What the task requires – The records below need retyping in full; give them again exactly.

>> Begin Exercise input

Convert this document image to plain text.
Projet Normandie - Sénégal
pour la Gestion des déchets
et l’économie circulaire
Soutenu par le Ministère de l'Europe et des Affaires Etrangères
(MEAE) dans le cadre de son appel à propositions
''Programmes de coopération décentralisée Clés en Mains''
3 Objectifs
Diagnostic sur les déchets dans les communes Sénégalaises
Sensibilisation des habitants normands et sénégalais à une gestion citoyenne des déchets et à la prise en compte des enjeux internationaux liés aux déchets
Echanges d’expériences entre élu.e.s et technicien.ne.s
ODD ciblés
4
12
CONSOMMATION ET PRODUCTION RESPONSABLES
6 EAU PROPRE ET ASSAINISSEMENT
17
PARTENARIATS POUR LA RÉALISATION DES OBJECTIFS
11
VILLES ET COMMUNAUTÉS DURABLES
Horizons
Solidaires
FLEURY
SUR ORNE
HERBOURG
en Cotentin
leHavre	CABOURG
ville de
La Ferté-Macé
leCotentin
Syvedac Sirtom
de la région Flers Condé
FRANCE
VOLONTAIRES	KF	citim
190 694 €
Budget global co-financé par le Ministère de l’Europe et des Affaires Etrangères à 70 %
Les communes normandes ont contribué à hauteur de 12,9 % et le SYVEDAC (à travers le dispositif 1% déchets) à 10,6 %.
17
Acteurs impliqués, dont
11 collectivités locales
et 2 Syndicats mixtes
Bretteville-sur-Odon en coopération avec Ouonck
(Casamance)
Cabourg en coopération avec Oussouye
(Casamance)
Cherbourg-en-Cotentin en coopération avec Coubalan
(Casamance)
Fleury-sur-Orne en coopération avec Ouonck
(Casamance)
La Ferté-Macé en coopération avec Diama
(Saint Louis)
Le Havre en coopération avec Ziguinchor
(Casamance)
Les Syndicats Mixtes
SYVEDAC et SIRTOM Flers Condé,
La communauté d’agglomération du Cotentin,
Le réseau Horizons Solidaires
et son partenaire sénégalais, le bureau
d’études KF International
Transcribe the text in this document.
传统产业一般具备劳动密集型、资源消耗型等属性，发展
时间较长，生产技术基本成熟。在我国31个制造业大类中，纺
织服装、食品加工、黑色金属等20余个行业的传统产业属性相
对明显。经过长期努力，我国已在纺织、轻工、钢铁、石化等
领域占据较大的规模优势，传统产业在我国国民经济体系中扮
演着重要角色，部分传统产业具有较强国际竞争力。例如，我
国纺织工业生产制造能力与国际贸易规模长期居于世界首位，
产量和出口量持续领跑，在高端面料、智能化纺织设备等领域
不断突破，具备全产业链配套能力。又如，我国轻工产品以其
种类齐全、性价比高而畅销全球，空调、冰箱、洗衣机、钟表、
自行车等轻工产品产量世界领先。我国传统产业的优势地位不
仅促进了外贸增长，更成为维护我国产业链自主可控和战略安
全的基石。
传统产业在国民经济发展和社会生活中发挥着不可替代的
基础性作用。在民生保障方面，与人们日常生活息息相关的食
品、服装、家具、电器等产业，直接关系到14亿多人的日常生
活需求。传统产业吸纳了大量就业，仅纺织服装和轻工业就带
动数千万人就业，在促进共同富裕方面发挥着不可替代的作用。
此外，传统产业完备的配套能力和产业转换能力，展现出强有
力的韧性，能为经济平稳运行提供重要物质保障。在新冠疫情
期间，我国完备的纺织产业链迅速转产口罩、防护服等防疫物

>> End Exercise input

Final result –
Convert this document image to plain text.
Projet Normandie - Sénégal
pour la Gestion des déchets
et l’économie circulaire
Soutenu par le Ministère de l'Europe et des Affaires Etrangères
(MEAE) dans le cadre de son appel à propositions
''Programmes de coopération décentralisée Clés en Mains''
3 Objectifs
Diagnostic sur les déchets dans les communes Sénégalaises
Sensibilisation des habitants normands et sénégalais à une gestion citoyenne des déchets et à la prise en compte des enjeux internationaux liés aux déchets
Echanges d’expériences entre élu.e.s et technicien.ne.s
ODD ciblés
4
12
CONSOMMATION ET PRODUCTION RESPONSABLES
6 EAU PROPRE ET ASSAINISSEMENT
17
PARTENARIATS POUR LA RÉALISATION DES OBJECTIFS
11
VILLES ET COMMUNAUTÉS DURABLES
Horizons
Solidaires
FLEURY
SUR ORNE
HERBOURG
en Cotentin
leHavre	CABOURG
ville de
La Ferté-Macé
leCotentin
Syvedac Sirtom
de la région Flers Condé
FRANCE
VOLONTAIRES	KF	citim
190 694 €
Budget global co-financé par le Ministère de l’Europe et des Affaires Etrangères à 70 %
Les communes normandes ont contribué à hauteur de 12,9 % et le SYVEDAC (à travers le dispositif 1% déchets) à 10,6 %.
17
Acteurs impliqués, dont
11 collectivités locales
et 2 Syndicats mixtes
Bretteville-sur-Odon en coopération avec Ouonck
(Casamance)
Cabourg en coopération avec Oussouye
(Casamance)
Cherbourg-en-Cotentin en coopération avec Coubalan
(Casamance)
Fleury-sur-Orne en coopération avec Ouonck
(Casamance)
La Ferté-Macé en coopération avec Diama
(Saint Louis)
Le Havre en coopération avec Ziguinchor
(Casamance)
Les Syndicats Mixtes
SYVEDAC et SIRTOM Flers Condé,
La communauté d’agglomération du Cotentin,
Le réseau Horizons Solidaires
et son partenaire sénégalais, le bureau
d’études KF International
Transcribe the text in this document.
传统产业一般具备劳动密集型、资源消耗型等属性，发展
时间较长，生产技术基本成熟。在我国31个制造业大类中，纺
织服装、食品加工、黑色金属等20余个行业的传统产业属性相
对明显。经过长期努力，我国已在纺织、轻工、钢铁、石化等
领域占据较大的规模优势，传统产业在我国国民经济体系中扮
演着重要角色，部分传统产业具有较强国际竞争力。例如，我
国纺织工业生产制造能力与国际贸易规模长期居于世界首位，
产量和出口量持续领跑，在高端面料、智能化纺织设备等领域
不断突破，具备全产业链配套能力。又如，我国轻工产品以其
种类齐全、性价比高而畅销全球，空调、冰箱、洗衣机、钟表、
自行车等轻工产品产量世界领先。我国传统产业的优势地位不
仅促进了外贸增长，更成为维护我国产业链自主可控和战略安
全的基石。
传统产业在国民经济发展和社会生活中发挥着不可替代的
基础性作用。在民生保障方面，与人们日常生活息息相关的食
品、服装、家具、电器等产业，直接关系到14亿多人的日常生
活需求。传统产业吸纳了大量就业，仅纺织服装和轻工业就带
动数千万人就业，在促进共同富裕方面发挥着不可替代的作用。
此外，传统产业完备的配套能力和产业转换能力，展现出强有
力的韧性，能为经济平稳运行提供重要物质保障。在新冠疫情
期间，我国完备的纺织产业链迅速转产口罩、防护服等防疫物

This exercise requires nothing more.